§ **Data to process**:
+===+
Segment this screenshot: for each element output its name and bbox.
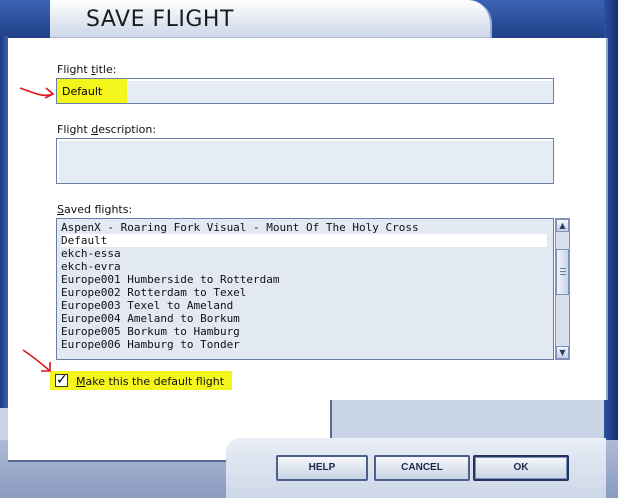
list-item-selected[interactable]: Default xyxy=(61,234,547,247)
cancel-button[interactable]: CANCEL xyxy=(374,455,470,481)
annotation-arrow-icon xyxy=(19,87,55,99)
list-item[interactable]: Europe006 Hamburg to Tonder xyxy=(61,338,240,351)
list-item[interactable]: AspenX - Roaring Fork Visual - Mount Of … xyxy=(61,221,419,234)
list-item[interactable]: Europe001 Humberside to Rotterdam xyxy=(61,273,280,286)
grip-line xyxy=(560,268,566,269)
flight-title-value: Default xyxy=(62,85,103,98)
scroll-down-button[interactable]: ▼ xyxy=(556,346,569,359)
flight-title-label: Flight title: xyxy=(57,63,117,76)
flight-title-input[interactable]: Default xyxy=(56,78,554,104)
list-item[interactable]: Europe004 Ameland to Borkum xyxy=(61,312,240,325)
list-item[interactable]: Europe005 Borkum to Hamburg xyxy=(61,325,240,338)
list-item[interactable]: ekch-evra xyxy=(61,260,121,273)
saved-flights-list[interactable]: AspenX - Roaring Fork Visual - Mount Of … xyxy=(56,218,554,360)
default-flight-label[interactable]: Make this the default flight xyxy=(76,375,224,388)
dialog-title: SAVE FLIGHT xyxy=(86,7,234,32)
help-button[interactable]: HELP xyxy=(276,455,368,481)
list-item[interactable]: ekch-essa xyxy=(61,247,121,260)
list-item[interactable]: Europe003 Texel to Ameland xyxy=(61,299,233,312)
default-flight-checkbox[interactable]: ✓ xyxy=(55,372,68,388)
annotation-arrow-icon xyxy=(22,349,51,372)
grip-line xyxy=(560,271,566,272)
flight-description-label: Flight description: xyxy=(57,123,157,136)
ok-button[interactable]: OK xyxy=(473,455,569,481)
flight-description-input[interactable] xyxy=(56,138,554,184)
window-frame-left xyxy=(0,36,8,408)
title-tab: SAVE FLIGHT xyxy=(50,0,492,38)
saved-flights-scrollbar[interactable]: ▲ ▼ xyxy=(555,218,570,360)
scroll-up-button[interactable]: ▲ xyxy=(556,219,569,232)
scroll-thumb[interactable] xyxy=(556,249,569,295)
grip-line xyxy=(560,274,566,275)
checkmark-icon: ✓ xyxy=(56,372,68,388)
saved-flights-label: Saved flights: xyxy=(57,203,133,216)
list-item[interactable]: Europe002 Rotterdam to Texel xyxy=(61,286,246,299)
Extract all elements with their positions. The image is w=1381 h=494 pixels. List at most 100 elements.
+===+
Turn the lines above into a numbered list, skipping any blank lines and leaving out the pictures.

1. Segment this screenshot: for each element output its name and bbox.
2. list-item-selected[interactable]: Default xyxy=(61,234,547,247)
3. cancel-button[interactable]: CANCEL xyxy=(374,455,470,481)
4. annotation-arrow-icon xyxy=(19,87,55,99)
5. list-item[interactable]: Europe006 Hamburg to Tonder xyxy=(61,338,240,351)
6. list-item[interactable]: AspenX - Roaring Fork Visual - Mount Of … xyxy=(61,221,419,234)
7. list-item[interactable]: Europe001 Humberside to Rotterdam xyxy=(61,273,280,286)
8. grip-line xyxy=(560,268,566,269)
9. flight-title-value: Default xyxy=(62,85,103,98)
10. scroll-down-button[interactable]: ▼ xyxy=(556,346,569,359)
11. flight-title-label: Flight title: xyxy=(57,63,117,76)
12. flight-title-input[interactable]: Default xyxy=(56,78,554,104)
13. list-item[interactable]: Europe004 Ameland to Borkum xyxy=(61,312,240,325)
14. list-item[interactable]: Europe005 Borkum to Hamburg xyxy=(61,325,240,338)
15. list-item[interactable]: ekch-evra xyxy=(61,260,121,273)
16. saved-flights-list[interactable]: AspenX - Roaring Fork Visual - Mount Of … xyxy=(56,218,554,360)
17. default-flight-label[interactable]: Make this the default flight xyxy=(76,375,224,388)
18. dialog-title: SAVE FLIGHT xyxy=(86,7,234,32)
19. help-button[interactable]: HELP xyxy=(276,455,368,481)
20. list-item[interactable]: ekch-essa xyxy=(61,247,121,260)
21. list-item[interactable]: Europe003 Texel to Ameland xyxy=(61,299,233,312)
22. default-flight-checkbox[interactable]: ✓ xyxy=(55,372,68,388)
23. annotation-arrow-icon xyxy=(22,349,51,372)
24. grip-line xyxy=(560,271,566,272)
25. flight-description-label: Flight description: xyxy=(57,123,157,136)
26. ok-button[interactable]: OK xyxy=(473,455,569,481)
27. flight-description-input[interactable] xyxy=(56,138,554,184)
28. window-frame-left xyxy=(0,36,8,408)
29. title-tab: SAVE FLIGHT xyxy=(50,0,492,38)
30. saved-flights-scrollbar[interactable]: ▲ ▼ xyxy=(555,218,570,360)
31. scroll-up-button[interactable]: ▲ xyxy=(556,219,569,232)
32. scroll-thumb[interactable] xyxy=(556,249,569,295)
33. grip-line xyxy=(560,274,566,275)
34. checkmark-icon: ✓ xyxy=(56,372,68,388)
35. saved-flights-label: Saved flights: xyxy=(57,203,133,216)
36. list-item[interactable]: Europe002 Rotterdam to Texel xyxy=(61,286,246,299)
37. Extract all elements with their positions. The image is w=1381 h=494 pixels. List at most 100 elements.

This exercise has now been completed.